Instructions to follow: Collect all the lines that mention the word "bond".

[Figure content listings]

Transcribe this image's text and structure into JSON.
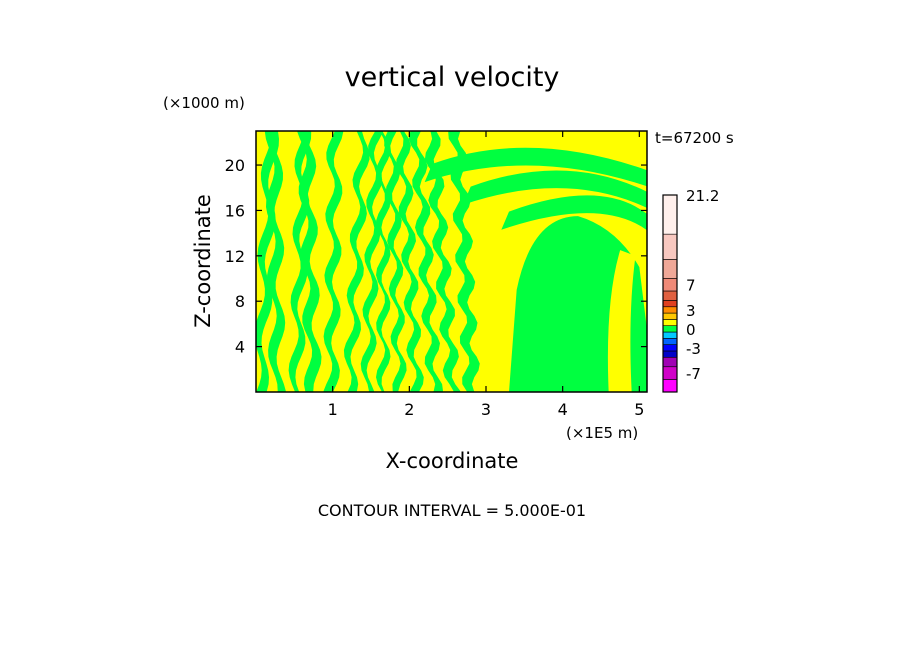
{
  "chart_data": {
    "type": "heatmap",
    "title": "vertical velocity",
    "time_label": "t=67200 s",
    "xlabel": "X-coordinate",
    "ylabel": "Z-coordinate",
    "x_unit": "(×1E5 m)",
    "y_unit": "(×1000 m)",
    "footer": "CONTOUR INTERVAL = 5.000E-01",
    "xlim": [
      0,
      5.1
    ],
    "ylim": [
      0,
      23
    ],
    "x_ticks": [
      1,
      2,
      3,
      4,
      5
    ],
    "y_ticks": [
      4,
      8,
      12,
      16,
      20
    ],
    "field_colors": {
      "positive": "#ffff00",
      "negative": "#00ff40"
    },
    "colorbar": {
      "range": [
        -10,
        21.2
      ],
      "labels": [
        "21.2",
        "7",
        "3",
        "0",
        "-3",
        "-7"
      ],
      "label_values": [
        21.2,
        7,
        3,
        0,
        -3,
        -7
      ],
      "bands": [
        {
          "from": -10,
          "to": -8,
          "color": "#ff00ff"
        },
        {
          "from": -8,
          "to": -6,
          "color": "#d000c8"
        },
        {
          "from": -6,
          "to": -4.5,
          "color": "#a000b4"
        },
        {
          "from": -4.5,
          "to": -3.5,
          "color": "#0000c8"
        },
        {
          "from": -3.5,
          "to": -2.5,
          "color": "#0000ff"
        },
        {
          "from": -2.5,
          "to": -1.5,
          "color": "#0064ff"
        },
        {
          "from": -1.5,
          "to": -0.5,
          "color": "#00c8ff"
        },
        {
          "from": -0.5,
          "to": 0.5,
          "color": "#00ff40"
        },
        {
          "from": 0.5,
          "to": 1.5,
          "color": "#ffff00"
        },
        {
          "from": 1.5,
          "to": 2.5,
          "color": "#ffc800"
        },
        {
          "from": 2.5,
          "to": 3.5,
          "color": "#ff8c00"
        },
        {
          "from": 3.5,
          "to": 4.5,
          "color": "#e04020"
        },
        {
          "from": 4.5,
          "to": 6,
          "color": "#e06040"
        },
        {
          "from": 6,
          "to": 8,
          "color": "#f08a78"
        },
        {
          "from": 8,
          "to": 11,
          "color": "#f0a898"
        },
        {
          "from": 11,
          "to": 15,
          "color": "#f8c8c0"
        },
        {
          "from": 15,
          "to": 21.2,
          "color": "#fff0ec"
        }
      ]
    }
  }
}
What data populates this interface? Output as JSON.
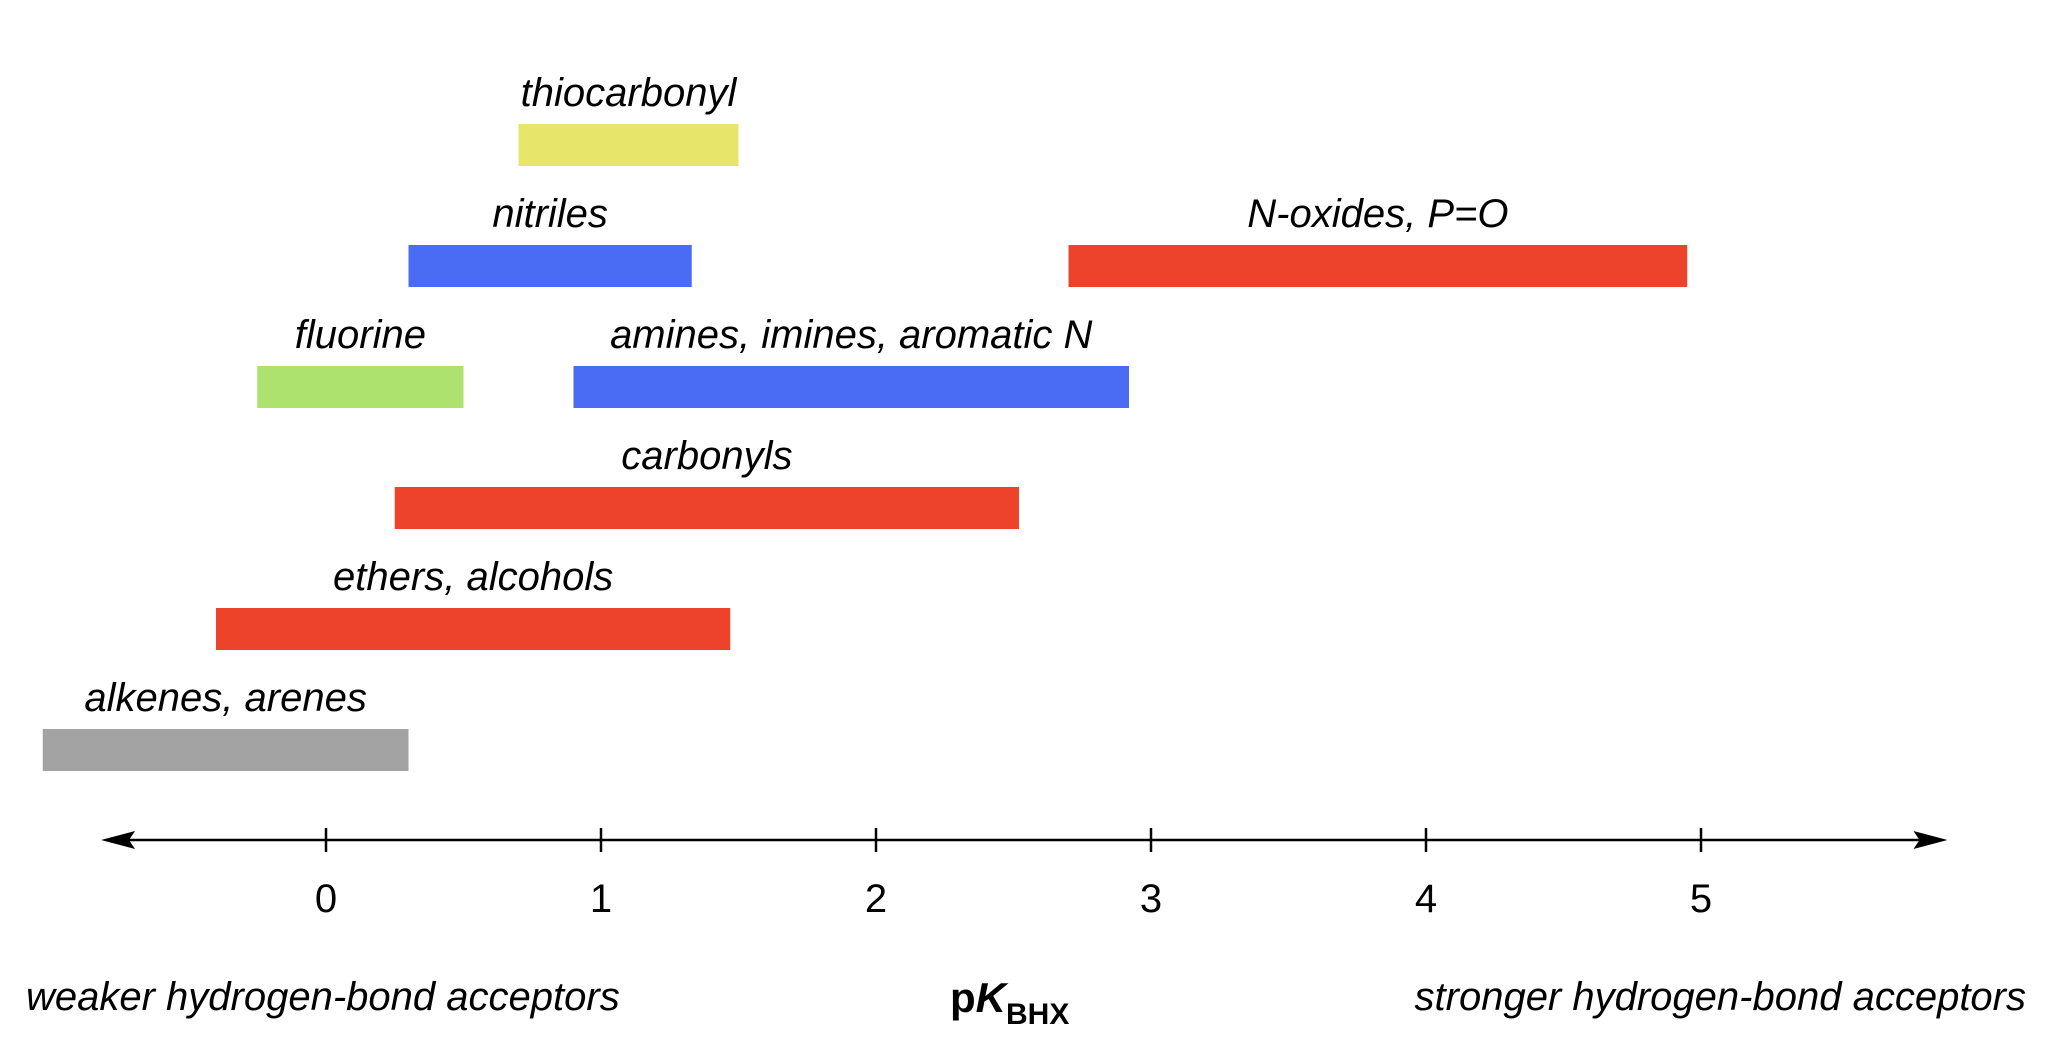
{
  "chart_data": {
    "type": "bar",
    "orientation": "horizontal-range",
    "xlabel": {
      "prefix": "p",
      "symbol": "K",
      "subscript": "BHX"
    },
    "xlim": [
      -1.0,
      5.9
    ],
    "xticks": [
      0,
      1,
      2,
      3,
      4,
      5
    ],
    "axis_arrows": "both",
    "grid": false,
    "annotations": {
      "left": "weaker hydrogen-bond acceptors",
      "right": "stronger hydrogen-bond acceptors"
    },
    "series": [
      {
        "name": "thiocarbonyl",
        "range": [
          0.7,
          1.5
        ],
        "color": "#e8e66a",
        "row": 0
      },
      {
        "name": "nitriles",
        "range": [
          0.3,
          1.33
        ],
        "color": "#4a6cf4",
        "row": 1
      },
      {
        "name": "N-oxides, P=O",
        "range": [
          2.7,
          4.95
        ],
        "color": "#ee432b",
        "row": 1
      },
      {
        "name": "fluorine",
        "range": [
          -0.25,
          0.5
        ],
        "color": "#ace26d",
        "row": 2
      },
      {
        "name": "amines, imines, aromatic N",
        "range": [
          0.9,
          2.92
        ],
        "color": "#4a6cf4",
        "row": 2
      },
      {
        "name": "carbonyls",
        "range": [
          0.25,
          2.52
        ],
        "color": "#ee432b",
        "row": 3
      },
      {
        "name": "ethers, alcohols",
        "range": [
          -0.4,
          1.47
        ],
        "color": "#ee432b",
        "row": 4
      },
      {
        "name": "alkenes, arenes",
        "range": [
          -1.03,
          0.3
        ],
        "color": "#a3a3a3",
        "row": 5
      }
    ]
  }
}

Exercise output:
      "left": "weaker hydrogen-bond acceptors",
      "right": "stronger hydrogen-bond acceptors"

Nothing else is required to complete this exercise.